- **PROBLEM REQUIREMENTS**
Gather every line from the entries below that includes "Median".

----- DATA PROVIDED

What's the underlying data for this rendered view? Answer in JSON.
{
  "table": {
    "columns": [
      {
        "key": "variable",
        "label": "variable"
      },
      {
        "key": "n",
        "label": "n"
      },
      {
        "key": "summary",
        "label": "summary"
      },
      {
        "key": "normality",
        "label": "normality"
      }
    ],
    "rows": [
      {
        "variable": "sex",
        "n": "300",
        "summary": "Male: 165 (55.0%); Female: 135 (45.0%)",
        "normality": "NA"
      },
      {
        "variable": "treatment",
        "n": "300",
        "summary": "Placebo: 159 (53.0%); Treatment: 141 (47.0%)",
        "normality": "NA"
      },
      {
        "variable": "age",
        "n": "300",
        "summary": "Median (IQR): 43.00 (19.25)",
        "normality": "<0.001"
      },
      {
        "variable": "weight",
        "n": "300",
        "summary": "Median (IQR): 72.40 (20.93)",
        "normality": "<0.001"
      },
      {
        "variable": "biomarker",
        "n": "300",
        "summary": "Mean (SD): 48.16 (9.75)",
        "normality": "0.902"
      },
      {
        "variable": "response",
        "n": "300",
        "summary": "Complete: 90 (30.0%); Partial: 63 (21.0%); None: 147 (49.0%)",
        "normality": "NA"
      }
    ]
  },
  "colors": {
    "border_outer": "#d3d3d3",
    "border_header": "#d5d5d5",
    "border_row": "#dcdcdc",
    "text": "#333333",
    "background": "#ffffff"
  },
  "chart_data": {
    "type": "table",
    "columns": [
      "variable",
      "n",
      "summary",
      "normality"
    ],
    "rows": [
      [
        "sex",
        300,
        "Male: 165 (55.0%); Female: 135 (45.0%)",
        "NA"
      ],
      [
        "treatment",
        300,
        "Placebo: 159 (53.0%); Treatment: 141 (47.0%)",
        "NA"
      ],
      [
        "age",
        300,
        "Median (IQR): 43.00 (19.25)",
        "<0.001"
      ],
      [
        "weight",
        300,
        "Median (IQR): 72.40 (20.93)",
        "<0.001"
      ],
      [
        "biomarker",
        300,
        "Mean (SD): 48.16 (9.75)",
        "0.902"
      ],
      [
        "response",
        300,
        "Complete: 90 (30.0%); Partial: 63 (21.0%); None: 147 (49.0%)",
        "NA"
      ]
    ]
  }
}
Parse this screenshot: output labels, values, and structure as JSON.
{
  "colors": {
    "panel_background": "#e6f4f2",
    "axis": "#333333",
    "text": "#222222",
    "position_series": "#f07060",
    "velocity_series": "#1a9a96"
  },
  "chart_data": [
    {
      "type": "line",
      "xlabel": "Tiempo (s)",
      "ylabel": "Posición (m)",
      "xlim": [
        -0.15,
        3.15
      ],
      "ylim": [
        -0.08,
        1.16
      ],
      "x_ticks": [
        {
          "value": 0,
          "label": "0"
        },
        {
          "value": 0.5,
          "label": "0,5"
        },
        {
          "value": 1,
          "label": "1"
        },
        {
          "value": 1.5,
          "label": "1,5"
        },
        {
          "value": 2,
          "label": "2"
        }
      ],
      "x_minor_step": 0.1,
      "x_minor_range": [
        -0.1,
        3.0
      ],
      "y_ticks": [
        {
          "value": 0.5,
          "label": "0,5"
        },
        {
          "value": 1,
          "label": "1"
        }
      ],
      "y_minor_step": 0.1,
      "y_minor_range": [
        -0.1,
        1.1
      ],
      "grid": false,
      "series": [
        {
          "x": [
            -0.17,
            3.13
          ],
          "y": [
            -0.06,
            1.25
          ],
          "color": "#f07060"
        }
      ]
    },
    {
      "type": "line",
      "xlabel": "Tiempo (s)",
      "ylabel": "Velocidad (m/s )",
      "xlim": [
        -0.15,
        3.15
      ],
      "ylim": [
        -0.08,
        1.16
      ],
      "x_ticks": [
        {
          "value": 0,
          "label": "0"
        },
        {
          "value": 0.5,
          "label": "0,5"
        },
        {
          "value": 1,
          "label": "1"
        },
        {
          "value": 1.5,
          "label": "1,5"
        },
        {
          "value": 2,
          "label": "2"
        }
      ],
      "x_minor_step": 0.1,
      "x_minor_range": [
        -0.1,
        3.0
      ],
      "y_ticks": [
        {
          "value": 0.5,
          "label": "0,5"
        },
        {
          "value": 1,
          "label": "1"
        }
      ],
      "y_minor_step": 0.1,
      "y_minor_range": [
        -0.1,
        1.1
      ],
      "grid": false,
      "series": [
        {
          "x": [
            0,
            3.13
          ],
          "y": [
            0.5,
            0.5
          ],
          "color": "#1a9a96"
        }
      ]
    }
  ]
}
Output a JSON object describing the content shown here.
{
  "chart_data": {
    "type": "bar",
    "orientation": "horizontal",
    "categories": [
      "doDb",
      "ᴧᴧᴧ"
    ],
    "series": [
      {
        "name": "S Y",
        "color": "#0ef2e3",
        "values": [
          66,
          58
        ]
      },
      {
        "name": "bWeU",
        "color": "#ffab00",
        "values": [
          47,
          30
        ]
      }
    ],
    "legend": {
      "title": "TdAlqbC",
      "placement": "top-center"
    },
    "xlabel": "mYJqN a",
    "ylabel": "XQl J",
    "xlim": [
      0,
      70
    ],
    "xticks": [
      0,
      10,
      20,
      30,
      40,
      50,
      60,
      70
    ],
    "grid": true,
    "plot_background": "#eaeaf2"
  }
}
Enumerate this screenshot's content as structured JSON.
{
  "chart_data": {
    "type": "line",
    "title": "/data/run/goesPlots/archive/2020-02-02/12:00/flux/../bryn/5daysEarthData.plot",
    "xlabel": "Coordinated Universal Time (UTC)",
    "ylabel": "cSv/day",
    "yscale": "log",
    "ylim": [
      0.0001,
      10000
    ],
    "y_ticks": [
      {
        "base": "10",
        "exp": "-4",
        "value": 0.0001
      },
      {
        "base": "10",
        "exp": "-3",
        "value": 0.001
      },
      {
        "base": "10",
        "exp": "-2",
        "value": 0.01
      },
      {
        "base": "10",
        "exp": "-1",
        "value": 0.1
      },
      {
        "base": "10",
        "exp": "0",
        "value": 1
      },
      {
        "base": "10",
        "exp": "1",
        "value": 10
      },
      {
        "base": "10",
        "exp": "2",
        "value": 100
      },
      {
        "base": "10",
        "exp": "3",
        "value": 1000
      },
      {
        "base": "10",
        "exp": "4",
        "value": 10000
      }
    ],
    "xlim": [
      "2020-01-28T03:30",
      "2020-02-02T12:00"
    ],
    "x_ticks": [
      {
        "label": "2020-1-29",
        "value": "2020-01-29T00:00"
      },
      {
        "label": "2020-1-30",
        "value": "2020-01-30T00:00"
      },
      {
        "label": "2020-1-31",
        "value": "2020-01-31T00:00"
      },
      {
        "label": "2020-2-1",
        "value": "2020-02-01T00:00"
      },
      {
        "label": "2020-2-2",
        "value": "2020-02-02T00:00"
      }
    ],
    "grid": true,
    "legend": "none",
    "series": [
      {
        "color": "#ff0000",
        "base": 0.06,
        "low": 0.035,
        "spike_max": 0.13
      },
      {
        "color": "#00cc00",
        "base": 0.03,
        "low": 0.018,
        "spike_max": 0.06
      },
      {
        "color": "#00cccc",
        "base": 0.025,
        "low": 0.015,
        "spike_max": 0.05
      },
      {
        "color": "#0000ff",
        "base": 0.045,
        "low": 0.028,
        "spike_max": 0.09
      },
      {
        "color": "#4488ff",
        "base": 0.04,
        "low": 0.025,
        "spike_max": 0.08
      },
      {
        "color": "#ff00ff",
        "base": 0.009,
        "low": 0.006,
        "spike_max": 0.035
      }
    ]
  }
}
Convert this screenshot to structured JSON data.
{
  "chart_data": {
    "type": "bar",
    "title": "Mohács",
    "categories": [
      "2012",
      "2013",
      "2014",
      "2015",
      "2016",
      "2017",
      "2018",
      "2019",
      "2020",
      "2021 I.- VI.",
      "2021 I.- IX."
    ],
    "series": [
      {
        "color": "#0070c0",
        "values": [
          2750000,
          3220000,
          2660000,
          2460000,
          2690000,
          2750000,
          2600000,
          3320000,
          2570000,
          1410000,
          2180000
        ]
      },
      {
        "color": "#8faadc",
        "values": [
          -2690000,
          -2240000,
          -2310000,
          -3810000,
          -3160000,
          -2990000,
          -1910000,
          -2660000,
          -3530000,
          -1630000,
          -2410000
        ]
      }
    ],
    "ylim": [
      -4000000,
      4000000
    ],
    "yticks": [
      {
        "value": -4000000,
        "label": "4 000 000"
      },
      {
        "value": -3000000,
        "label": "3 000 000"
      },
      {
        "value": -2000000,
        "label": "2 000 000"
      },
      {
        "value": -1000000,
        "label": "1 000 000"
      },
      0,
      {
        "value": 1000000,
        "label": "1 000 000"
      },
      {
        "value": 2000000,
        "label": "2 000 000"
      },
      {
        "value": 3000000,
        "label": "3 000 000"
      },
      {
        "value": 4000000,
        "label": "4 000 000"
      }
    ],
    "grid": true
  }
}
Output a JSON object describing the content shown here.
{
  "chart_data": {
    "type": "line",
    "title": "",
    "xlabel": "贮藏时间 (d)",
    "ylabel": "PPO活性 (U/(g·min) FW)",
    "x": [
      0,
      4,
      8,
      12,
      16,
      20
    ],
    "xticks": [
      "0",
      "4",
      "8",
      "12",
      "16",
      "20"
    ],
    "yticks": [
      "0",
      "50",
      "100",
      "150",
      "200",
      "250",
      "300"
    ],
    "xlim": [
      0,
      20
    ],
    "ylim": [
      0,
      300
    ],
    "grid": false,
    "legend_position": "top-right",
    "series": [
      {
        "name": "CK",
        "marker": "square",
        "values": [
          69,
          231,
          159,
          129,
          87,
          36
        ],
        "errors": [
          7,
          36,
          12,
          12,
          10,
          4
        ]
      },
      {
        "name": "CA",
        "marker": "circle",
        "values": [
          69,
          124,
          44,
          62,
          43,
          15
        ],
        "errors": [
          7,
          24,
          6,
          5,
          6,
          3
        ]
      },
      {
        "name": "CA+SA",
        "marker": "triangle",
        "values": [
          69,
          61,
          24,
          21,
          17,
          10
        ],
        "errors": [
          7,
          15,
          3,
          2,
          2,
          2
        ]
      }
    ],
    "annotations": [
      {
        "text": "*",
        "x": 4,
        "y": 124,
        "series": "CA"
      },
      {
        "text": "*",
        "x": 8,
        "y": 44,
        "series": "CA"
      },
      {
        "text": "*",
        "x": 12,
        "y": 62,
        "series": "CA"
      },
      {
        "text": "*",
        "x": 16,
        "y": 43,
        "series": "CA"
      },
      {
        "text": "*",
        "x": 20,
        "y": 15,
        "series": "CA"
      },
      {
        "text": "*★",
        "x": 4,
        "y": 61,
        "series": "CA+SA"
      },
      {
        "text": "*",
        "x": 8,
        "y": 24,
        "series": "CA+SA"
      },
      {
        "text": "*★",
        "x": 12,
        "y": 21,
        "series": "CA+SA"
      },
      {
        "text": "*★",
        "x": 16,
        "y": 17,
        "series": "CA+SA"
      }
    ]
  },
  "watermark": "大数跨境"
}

----------

- **ANSWER TO THIS TASK**
        "summary": "Median (IQR): 43.00 (19.25)",
        "summary": "Median (IQR): 72.40 (20.93)",
        "Median (IQR): 43.00 (19.25)",
        "Median (IQR): 72.40 (20.93)",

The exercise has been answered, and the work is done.